### WHAT THE TASK ASKS
Copy every line of the listing that holds the string "Number".

### DATA FOR THE TASK
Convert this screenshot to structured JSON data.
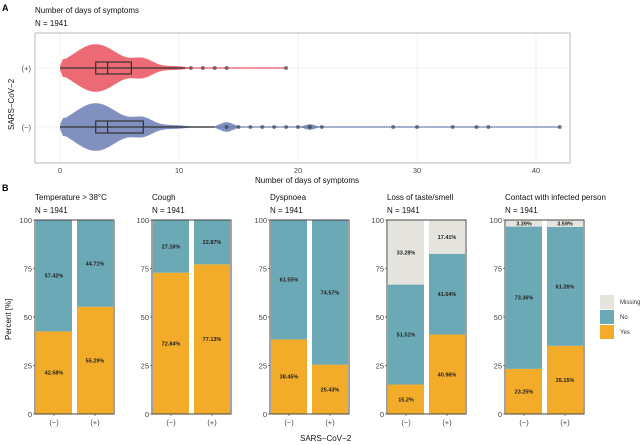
{
  "colors": {
    "positive": "#E8505B",
    "negative": "#6B7DB3",
    "yes": "#F2AC29",
    "no": "#6AA9B5",
    "missing": "#E5E4DE"
  },
  "chart_data": [
    {
      "type": "violin-box",
      "panel_label": "A",
      "title": "Number of days of symptoms",
      "subtitle": "N = 1941",
      "xlabel": "Number of days of symptoms",
      "ylabel": "SARS−CoV−2",
      "xlim": [
        -2,
        43
      ],
      "xticks": [
        0,
        10,
        20,
        30,
        40
      ],
      "grid": true,
      "groups": [
        {
          "label": "(+)",
          "q1": 3,
          "median": 4,
          "q3": 6,
          "whisker_low": 0,
          "whisker_high": 10.5,
          "outliers": [
            11,
            12,
            13,
            14,
            19
          ]
        },
        {
          "label": "(−)",
          "q1": 3,
          "median": 4,
          "q3": 7,
          "whisker_low": 0,
          "whisker_high": 13,
          "outliers": [
            14,
            15,
            16,
            17,
            18,
            19,
            20,
            21,
            22,
            28,
            30,
            33,
            35,
            36,
            42
          ]
        }
      ]
    },
    {
      "type": "stacked-bar",
      "panel_label": "B",
      "ylabel": "Percent [%]",
      "xlabel": "SARS−CoV−2",
      "ylim": [
        0,
        100
      ],
      "yticks": [
        0,
        25,
        50,
        75,
        100
      ],
      "categories": [
        "(−)",
        "(+)"
      ],
      "legend": [
        "Missing",
        "No",
        "Yes"
      ],
      "legend_position": "right",
      "panels": [
        {
          "title": "Temperature > 38°C",
          "subtitle": "N = 1941",
          "yes": [
            42.58,
            55.29
          ],
          "no": [
            57.42,
            44.71
          ],
          "missing": [
            0,
            0
          ]
        },
        {
          "title": "Cough",
          "subtitle": "N = 1941",
          "yes": [
            72.84,
            77.13
          ],
          "no": [
            27.16,
            22.87
          ],
          "missing": [
            0,
            0
          ]
        },
        {
          "title": "Dyspnoea",
          "subtitle": "N = 1941",
          "yes": [
            38.45,
            25.43
          ],
          "no": [
            61.55,
            74.57
          ],
          "missing": [
            0,
            0
          ]
        },
        {
          "title": "Loss of taste/smell",
          "subtitle": "N = 1941",
          "yes": [
            15.2,
            40.96
          ],
          "no": [
            51.51,
            41.64
          ],
          "missing": [
            33.28,
            17.41
          ]
        },
        {
          "title": "Contact with infected person",
          "subtitle": "N = 1941",
          "yes": [
            23.25,
            35.15
          ],
          "no": [
            73.36,
            61.26
          ],
          "missing": [
            3.39,
            3.59
          ]
        }
      ]
    }
  ]
}
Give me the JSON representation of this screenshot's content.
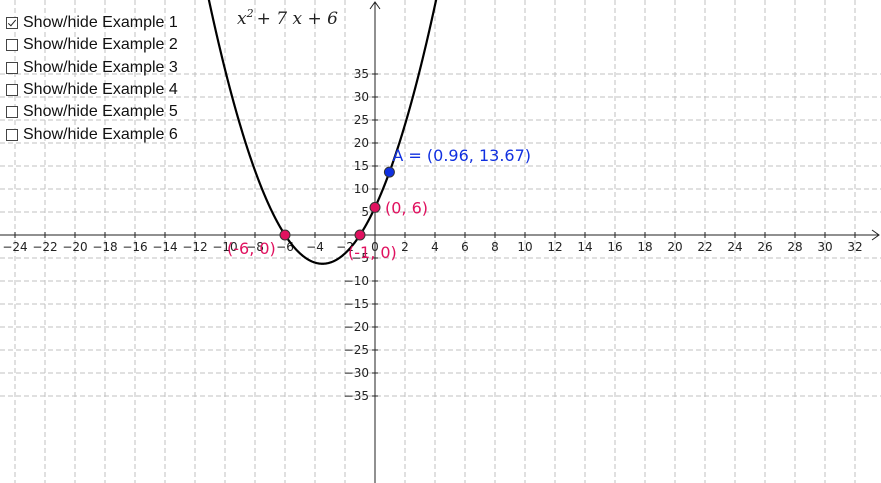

### WRITTEN SOLUTION
      "title": "Number of days of symptoms",
      "xlabel": "Number of days of symptoms",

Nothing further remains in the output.